▶ _REQUIREMENTS_:
Count the lines below that contain the word "Underlay". Give only the number.

▶ _RECORDS TO PROCESS_:

◆ ◆ ◆ ◆ ◆ ◆ ◆

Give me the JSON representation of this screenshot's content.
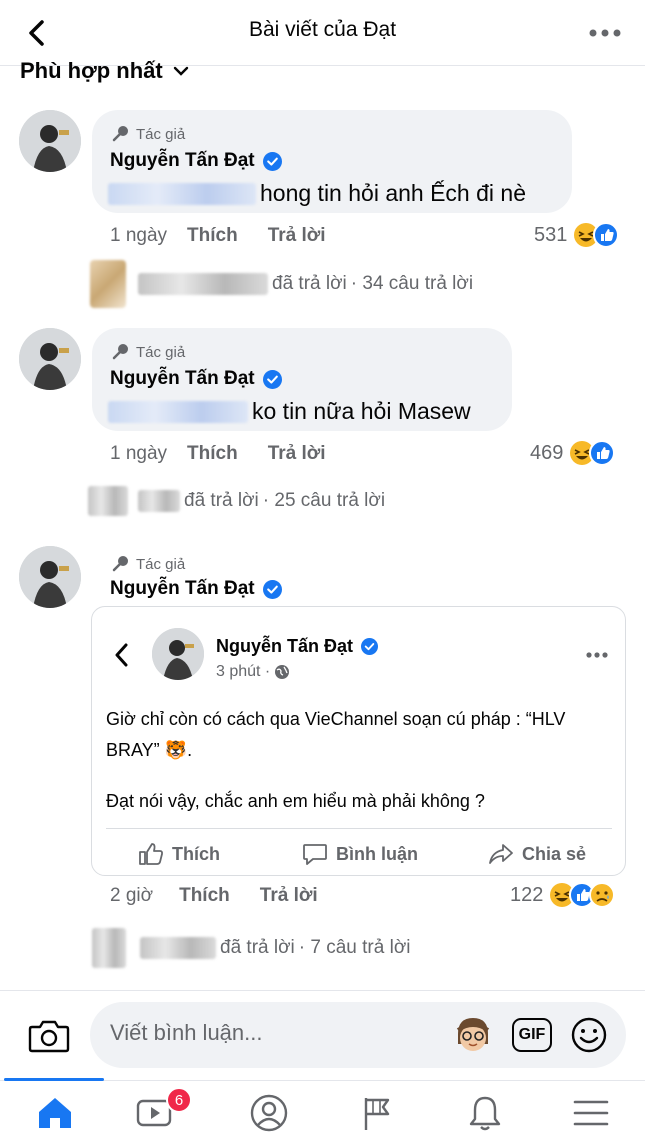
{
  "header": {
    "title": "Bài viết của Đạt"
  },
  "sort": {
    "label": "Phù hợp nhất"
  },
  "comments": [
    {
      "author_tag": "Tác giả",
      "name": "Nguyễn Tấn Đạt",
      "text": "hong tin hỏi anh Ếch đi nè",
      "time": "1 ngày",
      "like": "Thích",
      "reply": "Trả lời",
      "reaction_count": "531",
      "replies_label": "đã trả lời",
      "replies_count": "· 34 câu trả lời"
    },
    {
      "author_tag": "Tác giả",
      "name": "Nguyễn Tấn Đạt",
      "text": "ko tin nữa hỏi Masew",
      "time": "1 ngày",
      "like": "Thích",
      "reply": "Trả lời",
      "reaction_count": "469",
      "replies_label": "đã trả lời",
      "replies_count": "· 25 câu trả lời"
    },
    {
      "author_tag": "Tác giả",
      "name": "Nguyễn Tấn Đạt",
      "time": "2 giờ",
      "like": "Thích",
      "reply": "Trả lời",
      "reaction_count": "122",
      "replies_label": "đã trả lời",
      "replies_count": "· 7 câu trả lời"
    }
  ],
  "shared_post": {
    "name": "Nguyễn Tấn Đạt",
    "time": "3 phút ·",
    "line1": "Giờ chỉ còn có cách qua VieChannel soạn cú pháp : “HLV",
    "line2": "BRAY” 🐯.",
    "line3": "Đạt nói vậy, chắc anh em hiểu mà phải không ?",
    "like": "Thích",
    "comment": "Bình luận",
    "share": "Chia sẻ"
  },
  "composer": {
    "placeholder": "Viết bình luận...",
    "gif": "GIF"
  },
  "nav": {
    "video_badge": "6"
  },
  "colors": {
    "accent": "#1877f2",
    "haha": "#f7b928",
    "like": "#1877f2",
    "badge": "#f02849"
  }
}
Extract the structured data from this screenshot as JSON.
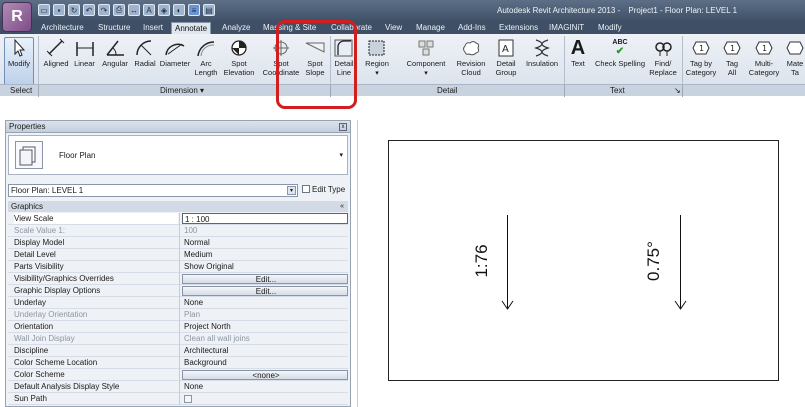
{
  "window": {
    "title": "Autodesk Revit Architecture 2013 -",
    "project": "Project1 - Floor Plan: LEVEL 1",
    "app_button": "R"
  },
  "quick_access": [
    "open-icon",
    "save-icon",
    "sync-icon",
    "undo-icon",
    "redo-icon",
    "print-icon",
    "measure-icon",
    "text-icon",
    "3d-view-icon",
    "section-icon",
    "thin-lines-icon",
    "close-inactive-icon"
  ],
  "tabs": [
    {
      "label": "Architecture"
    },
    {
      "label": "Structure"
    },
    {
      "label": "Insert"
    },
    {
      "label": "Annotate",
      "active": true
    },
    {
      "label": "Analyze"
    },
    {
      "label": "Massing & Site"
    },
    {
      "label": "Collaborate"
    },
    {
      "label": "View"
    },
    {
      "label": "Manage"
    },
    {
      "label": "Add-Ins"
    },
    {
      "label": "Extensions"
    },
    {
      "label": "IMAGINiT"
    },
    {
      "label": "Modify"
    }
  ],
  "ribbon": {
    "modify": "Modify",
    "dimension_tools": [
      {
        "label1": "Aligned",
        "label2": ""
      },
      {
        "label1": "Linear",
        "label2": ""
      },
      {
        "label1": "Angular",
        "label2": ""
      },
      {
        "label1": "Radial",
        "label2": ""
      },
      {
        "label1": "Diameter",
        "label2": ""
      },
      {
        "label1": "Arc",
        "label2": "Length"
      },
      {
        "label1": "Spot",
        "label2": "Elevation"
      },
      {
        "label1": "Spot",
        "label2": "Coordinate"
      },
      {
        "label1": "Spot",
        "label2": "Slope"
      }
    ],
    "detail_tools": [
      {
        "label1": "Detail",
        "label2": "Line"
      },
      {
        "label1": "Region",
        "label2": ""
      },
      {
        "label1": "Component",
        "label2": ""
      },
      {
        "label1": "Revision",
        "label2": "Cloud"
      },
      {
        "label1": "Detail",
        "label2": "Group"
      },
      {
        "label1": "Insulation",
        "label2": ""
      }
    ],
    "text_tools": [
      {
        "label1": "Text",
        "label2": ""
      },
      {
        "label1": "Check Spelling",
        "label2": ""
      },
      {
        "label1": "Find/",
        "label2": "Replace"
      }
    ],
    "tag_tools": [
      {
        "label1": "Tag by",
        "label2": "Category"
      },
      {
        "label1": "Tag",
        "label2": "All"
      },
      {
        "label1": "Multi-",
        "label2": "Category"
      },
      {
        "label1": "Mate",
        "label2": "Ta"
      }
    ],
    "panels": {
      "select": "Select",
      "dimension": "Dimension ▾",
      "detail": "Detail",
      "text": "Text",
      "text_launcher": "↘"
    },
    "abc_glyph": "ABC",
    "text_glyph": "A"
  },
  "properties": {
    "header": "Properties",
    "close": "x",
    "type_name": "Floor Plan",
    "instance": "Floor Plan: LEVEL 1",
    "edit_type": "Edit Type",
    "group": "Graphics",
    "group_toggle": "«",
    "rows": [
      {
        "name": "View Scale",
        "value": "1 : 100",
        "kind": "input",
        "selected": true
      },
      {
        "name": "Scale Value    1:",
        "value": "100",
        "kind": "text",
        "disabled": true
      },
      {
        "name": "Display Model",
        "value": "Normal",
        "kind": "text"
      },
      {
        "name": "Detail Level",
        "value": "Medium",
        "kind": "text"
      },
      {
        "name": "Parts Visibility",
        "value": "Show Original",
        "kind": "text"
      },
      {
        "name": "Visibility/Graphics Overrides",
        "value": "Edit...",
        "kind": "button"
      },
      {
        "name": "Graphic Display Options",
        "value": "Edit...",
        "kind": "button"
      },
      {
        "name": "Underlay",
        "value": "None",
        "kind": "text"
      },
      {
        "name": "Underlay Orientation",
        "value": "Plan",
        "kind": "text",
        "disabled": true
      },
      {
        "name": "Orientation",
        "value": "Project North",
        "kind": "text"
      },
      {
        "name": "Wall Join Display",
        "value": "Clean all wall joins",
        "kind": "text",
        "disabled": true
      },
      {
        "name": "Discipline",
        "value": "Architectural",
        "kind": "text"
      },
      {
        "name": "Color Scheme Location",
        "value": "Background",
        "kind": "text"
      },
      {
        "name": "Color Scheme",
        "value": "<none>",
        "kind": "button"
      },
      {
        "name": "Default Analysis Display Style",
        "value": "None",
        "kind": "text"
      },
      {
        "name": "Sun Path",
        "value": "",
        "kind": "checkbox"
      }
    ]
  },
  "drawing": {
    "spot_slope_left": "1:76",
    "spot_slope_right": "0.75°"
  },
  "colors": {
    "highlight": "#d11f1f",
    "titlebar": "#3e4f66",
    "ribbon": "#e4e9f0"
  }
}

◆ ◆ ◆ ◆ ◆ ◆ ◆

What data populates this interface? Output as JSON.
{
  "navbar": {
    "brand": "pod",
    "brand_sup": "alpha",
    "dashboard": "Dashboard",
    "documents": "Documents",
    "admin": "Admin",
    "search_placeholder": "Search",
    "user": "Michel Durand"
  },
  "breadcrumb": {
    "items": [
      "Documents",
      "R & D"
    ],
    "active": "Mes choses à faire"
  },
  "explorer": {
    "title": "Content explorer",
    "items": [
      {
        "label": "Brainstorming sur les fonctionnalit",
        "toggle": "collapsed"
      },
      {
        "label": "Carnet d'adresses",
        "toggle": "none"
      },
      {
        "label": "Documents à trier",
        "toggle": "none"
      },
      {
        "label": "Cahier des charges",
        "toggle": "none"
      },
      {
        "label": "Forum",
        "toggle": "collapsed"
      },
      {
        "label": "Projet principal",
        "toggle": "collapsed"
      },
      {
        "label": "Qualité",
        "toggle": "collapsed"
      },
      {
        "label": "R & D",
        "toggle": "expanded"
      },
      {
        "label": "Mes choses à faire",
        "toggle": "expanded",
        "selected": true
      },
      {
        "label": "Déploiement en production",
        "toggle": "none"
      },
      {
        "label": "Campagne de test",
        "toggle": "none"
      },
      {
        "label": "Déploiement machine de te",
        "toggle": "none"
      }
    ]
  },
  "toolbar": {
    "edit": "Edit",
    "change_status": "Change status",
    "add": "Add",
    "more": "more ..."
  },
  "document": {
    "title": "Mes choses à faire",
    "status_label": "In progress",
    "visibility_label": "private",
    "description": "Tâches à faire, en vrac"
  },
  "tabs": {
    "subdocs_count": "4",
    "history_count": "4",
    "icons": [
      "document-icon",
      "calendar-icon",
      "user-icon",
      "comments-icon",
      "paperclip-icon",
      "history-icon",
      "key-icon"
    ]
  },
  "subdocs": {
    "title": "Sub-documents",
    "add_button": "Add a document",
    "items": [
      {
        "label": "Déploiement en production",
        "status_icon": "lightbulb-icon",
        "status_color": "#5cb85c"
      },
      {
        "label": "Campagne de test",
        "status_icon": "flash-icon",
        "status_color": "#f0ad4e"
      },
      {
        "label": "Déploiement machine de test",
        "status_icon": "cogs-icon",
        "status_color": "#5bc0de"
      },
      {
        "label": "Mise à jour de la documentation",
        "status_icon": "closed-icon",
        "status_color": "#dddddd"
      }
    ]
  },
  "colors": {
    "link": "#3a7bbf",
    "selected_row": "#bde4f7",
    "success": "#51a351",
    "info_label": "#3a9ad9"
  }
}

◆ ◆ ◆ ◆ ◆ ◆ ◆

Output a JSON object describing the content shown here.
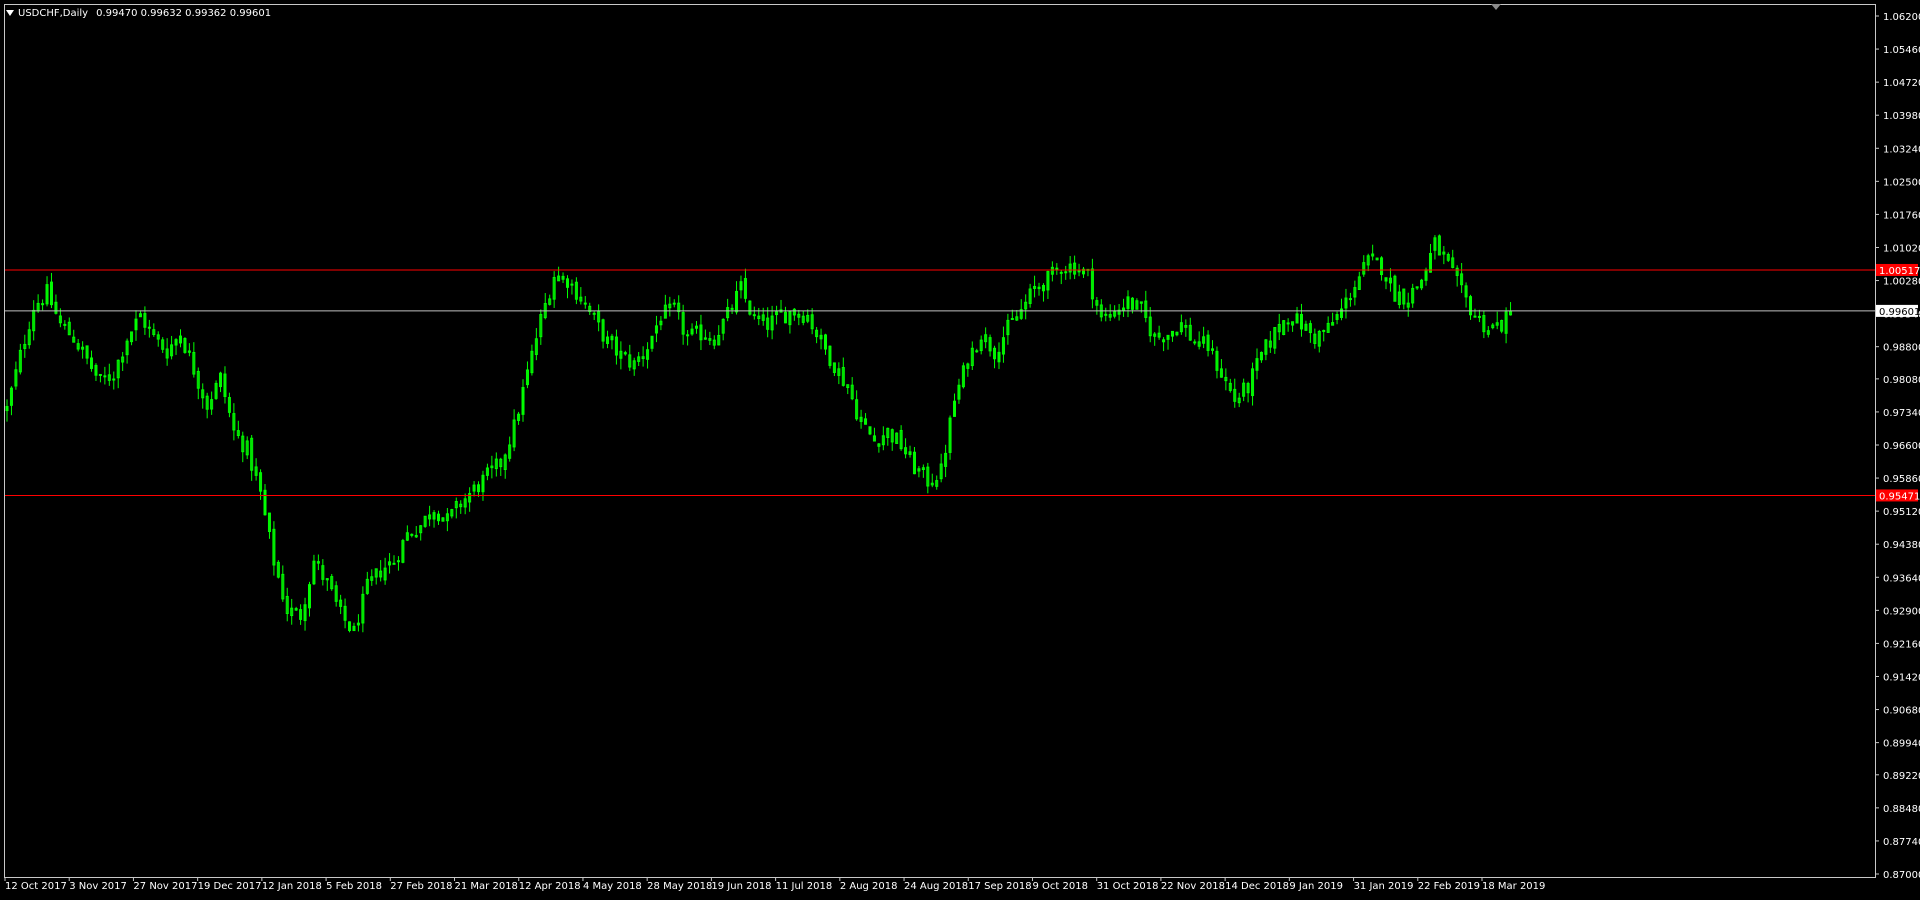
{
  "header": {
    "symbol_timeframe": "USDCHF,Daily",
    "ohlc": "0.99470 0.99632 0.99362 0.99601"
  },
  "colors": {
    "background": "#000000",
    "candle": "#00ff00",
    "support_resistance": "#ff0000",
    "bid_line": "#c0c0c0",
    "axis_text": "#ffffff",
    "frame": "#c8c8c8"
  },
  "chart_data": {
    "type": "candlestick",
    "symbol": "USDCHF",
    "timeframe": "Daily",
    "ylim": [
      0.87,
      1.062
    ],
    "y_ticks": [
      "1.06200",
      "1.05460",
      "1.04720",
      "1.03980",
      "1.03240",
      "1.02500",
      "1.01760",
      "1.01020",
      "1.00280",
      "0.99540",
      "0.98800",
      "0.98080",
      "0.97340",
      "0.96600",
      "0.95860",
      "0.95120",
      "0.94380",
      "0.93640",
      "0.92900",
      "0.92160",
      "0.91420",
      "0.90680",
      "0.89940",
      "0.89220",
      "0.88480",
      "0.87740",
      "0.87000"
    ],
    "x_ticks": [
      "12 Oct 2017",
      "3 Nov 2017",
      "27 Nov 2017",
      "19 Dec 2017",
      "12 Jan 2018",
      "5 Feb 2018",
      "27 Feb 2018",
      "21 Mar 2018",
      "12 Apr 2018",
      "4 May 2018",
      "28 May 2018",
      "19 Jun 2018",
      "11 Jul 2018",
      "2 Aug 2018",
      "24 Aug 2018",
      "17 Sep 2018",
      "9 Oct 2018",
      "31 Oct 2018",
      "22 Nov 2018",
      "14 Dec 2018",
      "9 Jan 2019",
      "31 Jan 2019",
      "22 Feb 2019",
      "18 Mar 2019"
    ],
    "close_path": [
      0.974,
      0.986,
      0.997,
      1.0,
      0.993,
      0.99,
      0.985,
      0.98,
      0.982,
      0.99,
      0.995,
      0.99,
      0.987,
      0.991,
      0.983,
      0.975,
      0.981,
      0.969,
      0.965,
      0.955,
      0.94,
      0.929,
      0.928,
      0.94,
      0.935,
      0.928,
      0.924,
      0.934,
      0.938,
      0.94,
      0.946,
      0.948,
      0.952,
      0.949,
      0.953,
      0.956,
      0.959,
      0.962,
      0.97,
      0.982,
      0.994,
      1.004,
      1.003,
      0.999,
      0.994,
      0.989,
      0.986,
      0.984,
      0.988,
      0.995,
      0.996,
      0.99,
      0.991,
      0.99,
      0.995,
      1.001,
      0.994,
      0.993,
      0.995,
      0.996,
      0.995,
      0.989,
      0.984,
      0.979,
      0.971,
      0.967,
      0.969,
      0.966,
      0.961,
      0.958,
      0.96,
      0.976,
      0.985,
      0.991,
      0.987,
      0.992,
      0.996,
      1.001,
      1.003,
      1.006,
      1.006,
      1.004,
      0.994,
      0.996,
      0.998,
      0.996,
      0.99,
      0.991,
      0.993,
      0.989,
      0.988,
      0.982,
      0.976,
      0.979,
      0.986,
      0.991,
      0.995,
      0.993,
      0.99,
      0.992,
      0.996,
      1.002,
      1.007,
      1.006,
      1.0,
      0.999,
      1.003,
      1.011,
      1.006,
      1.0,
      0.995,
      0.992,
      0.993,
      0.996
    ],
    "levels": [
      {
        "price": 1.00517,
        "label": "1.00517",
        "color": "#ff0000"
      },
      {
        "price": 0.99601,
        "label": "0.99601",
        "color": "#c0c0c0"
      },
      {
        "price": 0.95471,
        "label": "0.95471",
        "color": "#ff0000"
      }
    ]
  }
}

◆ ◆ ◆ ◆ ◆ ◆ ◆

▶ _SOLUTION FOR THIS PROBLEM_:
2